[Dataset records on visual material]
===

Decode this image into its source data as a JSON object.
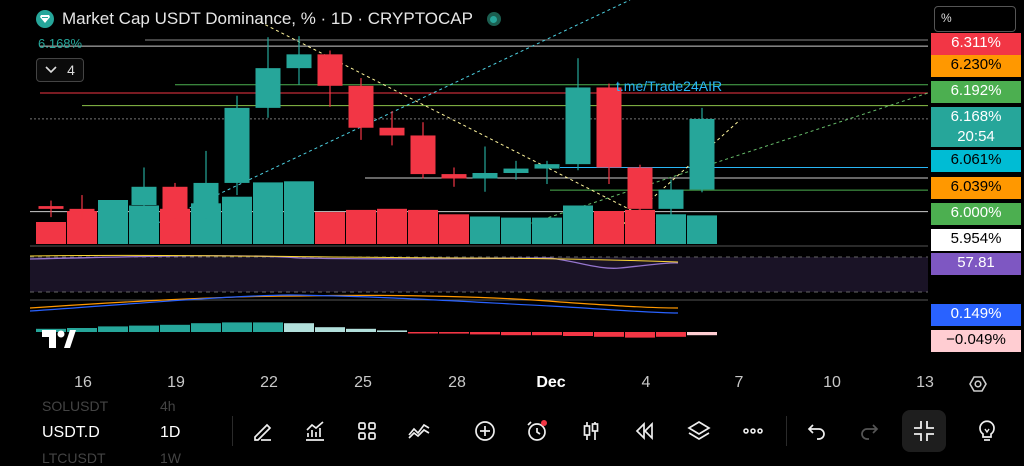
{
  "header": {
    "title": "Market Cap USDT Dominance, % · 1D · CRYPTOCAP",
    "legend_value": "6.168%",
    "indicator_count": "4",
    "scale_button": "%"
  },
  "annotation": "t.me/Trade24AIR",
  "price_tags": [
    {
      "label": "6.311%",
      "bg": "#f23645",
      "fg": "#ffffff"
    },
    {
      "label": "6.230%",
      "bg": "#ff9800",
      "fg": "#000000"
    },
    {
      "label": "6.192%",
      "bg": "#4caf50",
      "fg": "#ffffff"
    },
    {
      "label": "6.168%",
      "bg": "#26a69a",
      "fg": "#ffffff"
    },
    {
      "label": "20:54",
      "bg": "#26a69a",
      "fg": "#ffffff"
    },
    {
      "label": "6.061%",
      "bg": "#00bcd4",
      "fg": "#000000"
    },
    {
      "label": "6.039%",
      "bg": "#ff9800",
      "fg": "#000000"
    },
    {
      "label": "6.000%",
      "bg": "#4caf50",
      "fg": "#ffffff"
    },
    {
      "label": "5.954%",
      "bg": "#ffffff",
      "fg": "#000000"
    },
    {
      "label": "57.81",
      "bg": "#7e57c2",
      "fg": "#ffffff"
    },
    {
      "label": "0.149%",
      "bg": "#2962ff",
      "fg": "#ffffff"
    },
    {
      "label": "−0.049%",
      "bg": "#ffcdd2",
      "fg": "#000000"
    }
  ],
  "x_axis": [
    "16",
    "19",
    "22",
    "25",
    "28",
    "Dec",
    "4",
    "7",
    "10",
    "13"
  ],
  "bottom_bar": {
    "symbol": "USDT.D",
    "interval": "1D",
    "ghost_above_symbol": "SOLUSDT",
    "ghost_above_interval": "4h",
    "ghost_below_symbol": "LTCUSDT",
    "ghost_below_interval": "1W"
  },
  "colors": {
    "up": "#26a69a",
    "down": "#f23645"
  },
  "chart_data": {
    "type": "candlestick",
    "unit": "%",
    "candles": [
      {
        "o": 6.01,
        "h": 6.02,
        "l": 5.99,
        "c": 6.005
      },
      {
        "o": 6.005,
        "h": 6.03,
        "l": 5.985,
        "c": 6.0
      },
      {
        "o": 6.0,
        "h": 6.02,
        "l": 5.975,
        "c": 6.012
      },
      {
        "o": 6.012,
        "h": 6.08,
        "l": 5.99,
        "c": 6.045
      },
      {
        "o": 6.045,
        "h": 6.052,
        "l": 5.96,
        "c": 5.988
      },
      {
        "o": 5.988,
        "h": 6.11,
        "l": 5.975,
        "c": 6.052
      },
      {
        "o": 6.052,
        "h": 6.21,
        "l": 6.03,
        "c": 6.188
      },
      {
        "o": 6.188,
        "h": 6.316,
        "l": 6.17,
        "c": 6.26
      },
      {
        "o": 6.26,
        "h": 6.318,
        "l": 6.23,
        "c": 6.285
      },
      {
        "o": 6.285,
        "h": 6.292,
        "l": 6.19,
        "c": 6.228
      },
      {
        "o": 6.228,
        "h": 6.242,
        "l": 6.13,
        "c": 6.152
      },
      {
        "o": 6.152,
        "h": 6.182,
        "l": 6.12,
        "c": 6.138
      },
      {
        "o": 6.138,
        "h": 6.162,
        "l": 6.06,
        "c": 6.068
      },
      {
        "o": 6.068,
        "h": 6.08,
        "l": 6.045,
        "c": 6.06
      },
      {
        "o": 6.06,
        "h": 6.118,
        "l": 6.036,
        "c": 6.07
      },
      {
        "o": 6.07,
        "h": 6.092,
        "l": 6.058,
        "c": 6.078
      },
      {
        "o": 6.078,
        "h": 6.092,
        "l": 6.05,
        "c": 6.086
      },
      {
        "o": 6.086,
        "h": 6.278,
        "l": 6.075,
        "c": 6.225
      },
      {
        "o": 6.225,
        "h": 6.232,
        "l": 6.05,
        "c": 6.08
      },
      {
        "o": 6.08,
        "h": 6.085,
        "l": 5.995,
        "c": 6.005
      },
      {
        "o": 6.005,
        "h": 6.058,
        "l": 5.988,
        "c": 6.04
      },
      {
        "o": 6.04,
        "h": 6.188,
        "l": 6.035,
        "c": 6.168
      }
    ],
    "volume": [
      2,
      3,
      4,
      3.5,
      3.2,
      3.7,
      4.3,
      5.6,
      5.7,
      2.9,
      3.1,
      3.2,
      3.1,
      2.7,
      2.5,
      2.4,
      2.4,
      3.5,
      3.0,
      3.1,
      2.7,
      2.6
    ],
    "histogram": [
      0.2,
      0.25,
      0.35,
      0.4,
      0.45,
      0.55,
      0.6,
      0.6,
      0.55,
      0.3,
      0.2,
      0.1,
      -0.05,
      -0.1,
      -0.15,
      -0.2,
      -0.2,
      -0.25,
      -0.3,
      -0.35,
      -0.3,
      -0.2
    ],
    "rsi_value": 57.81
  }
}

===

* _Given request_
Look for "label" and pull out every line that has it.

* _Problem solution_
      "label": "6.311%",
      "label": "6.230%",
      "label": "6.192%",
      "label": "6.168%",
      "label": "20:54",
      "label": "6.061%",
      "label": "6.039%",
      "label": "6.000%",
      "label": "5.954%",
      "label": "57.81",
      "label": "0.149%",
      "label": "−0.049%",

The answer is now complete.